**DATA SUPPLIED:**

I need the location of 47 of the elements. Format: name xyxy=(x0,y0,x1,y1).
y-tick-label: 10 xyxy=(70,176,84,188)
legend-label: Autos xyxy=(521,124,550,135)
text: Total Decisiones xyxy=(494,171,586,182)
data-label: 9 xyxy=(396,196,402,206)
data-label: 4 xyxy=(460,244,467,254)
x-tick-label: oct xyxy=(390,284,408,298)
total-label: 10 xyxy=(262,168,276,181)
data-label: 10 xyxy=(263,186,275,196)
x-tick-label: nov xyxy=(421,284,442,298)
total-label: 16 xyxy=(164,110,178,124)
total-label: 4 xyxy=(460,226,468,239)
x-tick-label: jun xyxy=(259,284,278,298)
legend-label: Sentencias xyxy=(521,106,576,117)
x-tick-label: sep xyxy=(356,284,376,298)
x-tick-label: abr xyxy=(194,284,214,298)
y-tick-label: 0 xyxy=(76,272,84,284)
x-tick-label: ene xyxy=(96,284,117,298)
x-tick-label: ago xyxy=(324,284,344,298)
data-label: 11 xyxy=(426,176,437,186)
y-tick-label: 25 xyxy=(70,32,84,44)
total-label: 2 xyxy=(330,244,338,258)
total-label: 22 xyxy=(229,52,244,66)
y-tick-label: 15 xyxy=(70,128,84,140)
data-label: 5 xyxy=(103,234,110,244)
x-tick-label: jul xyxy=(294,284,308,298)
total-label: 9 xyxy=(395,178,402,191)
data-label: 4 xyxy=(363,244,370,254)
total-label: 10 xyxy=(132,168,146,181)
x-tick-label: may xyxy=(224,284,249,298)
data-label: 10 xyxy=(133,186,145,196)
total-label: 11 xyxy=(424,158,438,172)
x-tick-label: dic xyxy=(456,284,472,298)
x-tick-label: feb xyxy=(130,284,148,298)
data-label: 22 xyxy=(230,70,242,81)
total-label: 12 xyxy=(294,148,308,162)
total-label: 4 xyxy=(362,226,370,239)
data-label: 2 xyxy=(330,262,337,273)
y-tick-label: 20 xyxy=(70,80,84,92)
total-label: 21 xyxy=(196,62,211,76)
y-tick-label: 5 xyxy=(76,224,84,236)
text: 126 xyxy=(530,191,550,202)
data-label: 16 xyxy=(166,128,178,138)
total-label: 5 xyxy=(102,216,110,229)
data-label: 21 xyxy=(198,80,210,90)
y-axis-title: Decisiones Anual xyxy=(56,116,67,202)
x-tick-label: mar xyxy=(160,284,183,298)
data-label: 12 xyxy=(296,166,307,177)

**WHAT YOU NEED TO DO:** Can you copy every one of the lines above, character for character, with nothing changed or left out?

**TASK ANSWER:**
I need the location of 47 of the elements. Format: name xyxy=(x0,y0,x1,y1).
y-tick-label: 10 xyxy=(70,176,84,188)
legend-label: Autos xyxy=(521,124,550,135)
text: Total Decisiones xyxy=(494,171,586,182)
data-label: 9 xyxy=(396,196,402,206)
data-label: 4 xyxy=(460,244,467,254)
x-tick-label: oct xyxy=(390,284,408,298)
total-label: 10 xyxy=(262,168,276,181)
data-label: 10 xyxy=(263,186,275,196)
x-tick-label: nov xyxy=(421,284,442,298)
total-label: 16 xyxy=(164,110,178,124)
total-label: 4 xyxy=(460,226,468,239)
x-tick-label: jun xyxy=(259,284,278,298)
legend-label: Sentencias xyxy=(521,106,576,117)
x-tick-label: sep xyxy=(356,284,376,298)
x-tick-label: abr xyxy=(194,284,214,298)
y-tick-label: 0 xyxy=(76,272,84,284)
x-tick-label: ene xyxy=(96,284,117,298)
x-tick-label: ago xyxy=(324,284,344,298)
data-label: 11 xyxy=(426,176,437,186)
y-tick-label: 25 xyxy=(70,32,84,44)
total-label: 2 xyxy=(330,244,338,258)
total-label: 22 xyxy=(229,52,244,66)
y-tick-label: 15 xyxy=(70,128,84,140)
data-label: 5 xyxy=(103,234,110,244)
x-tick-label: jul xyxy=(294,284,308,298)
total-label: 9 xyxy=(395,178,402,191)
data-label: 4 xyxy=(363,244,370,254)
total-label: 10 xyxy=(132,168,146,181)
x-tick-label: may xyxy=(224,284,249,298)
data-label: 10 xyxy=(133,186,145,196)
total-label: 11 xyxy=(424,158,438,172)
x-tick-label: dic xyxy=(456,284,472,298)
x-tick-label: feb xyxy=(130,284,148,298)
data-label: 22 xyxy=(230,70,242,81)
total-label: 12 xyxy=(294,148,308,162)
total-label: 4 xyxy=(362,226,370,239)
data-label: 2 xyxy=(330,262,337,273)
y-tick-label: 20 xyxy=(70,80,84,92)
total-label: 21 xyxy=(196,62,211,76)
y-tick-label: 5 xyxy=(76,224,84,236)
text: 126 xyxy=(530,191,550,202)
data-label: 16 xyxy=(166,128,178,138)
total-label: 5 xyxy=(102,216,110,229)
data-label: 21 xyxy=(198,80,210,90)
y-axis-title: Decisiones Anual xyxy=(56,116,67,202)
x-tick-label: mar xyxy=(160,284,183,298)
data-label: 12 xyxy=(296,166,307,177)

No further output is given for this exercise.